Aim of the exercise
Reproduce the records below exactly as they appear, omitting any pictures they contain.

Stored rows
-- Start --

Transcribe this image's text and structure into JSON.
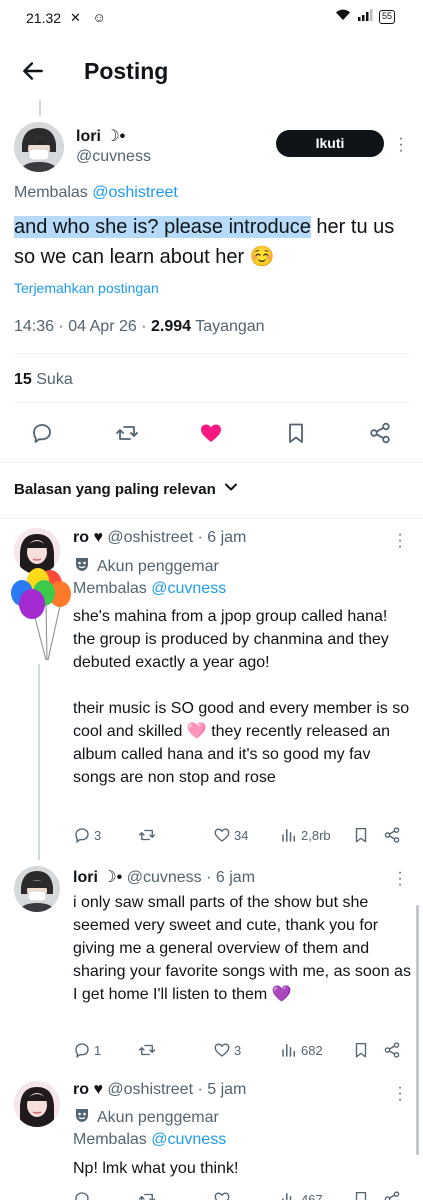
{
  "status_bar": {
    "time": "21.32",
    "battery": "55"
  },
  "header": {
    "title": "Posting"
  },
  "post": {
    "author_name": "lori ☽•",
    "author_handle": "@cuvness",
    "follow_label": "Ikuti",
    "replying_prefix": "Membalas",
    "replying_to": "@oshistreet",
    "text_highlighted": "and who she is? please introduce",
    "text_rest": " her tu us so we can learn about her ☺️",
    "translate_label": "Terjemahkan postingan",
    "timestamp": "14:36 · 04 Apr 26 · ",
    "views_count": "2.994",
    "views_label": " Tayangan",
    "likes_count": "15",
    "likes_label": " Suka"
  },
  "sort_label": "Balasan yang paling relevan",
  "replies": [
    {
      "name": "ro ♥",
      "handle_time": "@oshistreet · 6 jam",
      "badge": "Akun penggemar",
      "replying_prefix": "Membalas",
      "replying_to": "@cuvness",
      "text": "she's mahina from a jpop group called hana! the group is produced by chanmina and they debuted exactly a year ago!\n\ntheir music is SO good and every member is so cool and skilled 🩷 they recently released an album called hana and it's so good my fav songs are non stop and rose",
      "replies_count": "3",
      "retweets_count": "",
      "likes_count": "34",
      "views_count": "2,8rb"
    },
    {
      "name": "lori ☽•",
      "handle_time": "@cuvness · 6 jam",
      "text": "i only saw small parts of the show but she seemed very sweet and cute, thank you for giving me a general overview of them and sharing your favorite songs with me, as soon as I get home I'll listen to them 💜",
      "replies_count": "1",
      "retweets_count": "",
      "likes_count": "3",
      "views_count": "682"
    },
    {
      "name": "ro ♥",
      "handle_time": "@oshistreet · 5 jam",
      "badge": "Akun penggemar",
      "replying_prefix": "Membalas",
      "replying_to": "@cuvness",
      "text": "Np! lmk what you think!",
      "views_count": "467"
    }
  ],
  "colors": {
    "accent": "#1d9bf0",
    "like": "#f91880",
    "text": "#0f1419",
    "muted": "#536471",
    "highlight": "#b7daf8"
  }
}
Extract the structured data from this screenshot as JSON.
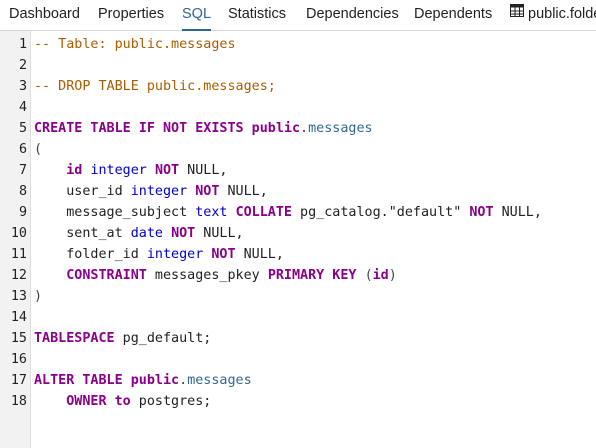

-- End --

Exercise result
Transcribe this image's text and structure into JSON.
{
  "status_bar": {
    "time": "21.32",
    "battery": "55"
  },
  "header": {
    "title": "Posting"
  },
  "post": {
    "author_name": "lori ☽•",
    "author_handle": "@cuvness",
    "follow_label": "Ikuti",
    "replying_prefix": "Membalas",
    "replying_to": "@oshistreet",
    "text_highlighted": "and who she is? please introduce",
    "text_rest": " her tu us so we can learn about her ☺️",
    "translate_label": "Terjemahkan postingan",
    "timestamp": "14:36 · 04 Apr 26 · ",
    "views_count": "2.994",
    "views_label": " Tayangan",
    "likes_count": "15",
    "likes_label": " Suka"
  },
  "sort_label": "Balasan yang paling relevan",
  "replies": [
    {
      "name": "ro ♥",
      "handle_time": "@oshistreet · 6 jam",
      "badge": "Akun penggemar",
      "replying_prefix": "Membalas",
      "replying_to": "@cuvness",
      "text": "she's mahina from a jpop group called hana! the group is produced by chanmina and they debuted exactly a year ago!\n\ntheir music is SO good and every member is so cool and skilled 🩷 they recently released an album called hana and it's so good my fav songs are non stop and rose",
      "replies_count": "3",
      "retweets_count": "",
      "likes_count": "34",
      "views_count": "2,8rb"
    },
    {
      "name": "lori ☽•",
      "handle_time": "@cuvness · 6 jam",
      "text": "i only saw small parts of the show but she seemed very sweet and cute, thank you for giving me a general overview of them and sharing your favorite songs with me, as soon as I get home I'll listen to them 💜",
      "replies_count": "1",
      "retweets_count": "",
      "likes_count": "3",
      "views_count": "682"
    },
    {
      "name": "ro ♥",
      "handle_time": "@oshistreet · 5 jam",
      "badge": "Akun penggemar",
      "replying_prefix": "Membalas",
      "replying_to": "@cuvness",
      "text": "Np! lmk what you think!",
      "views_count": "467"
    }
  ],
  "colors": {
    "accent": "#1d9bf0",
    "like": "#f91880",
    "text": "#0f1419",
    "muted": "#536471",
    "highlight": "#b7daf8"
  }
}
Extract the structured data from this screenshot as JSON.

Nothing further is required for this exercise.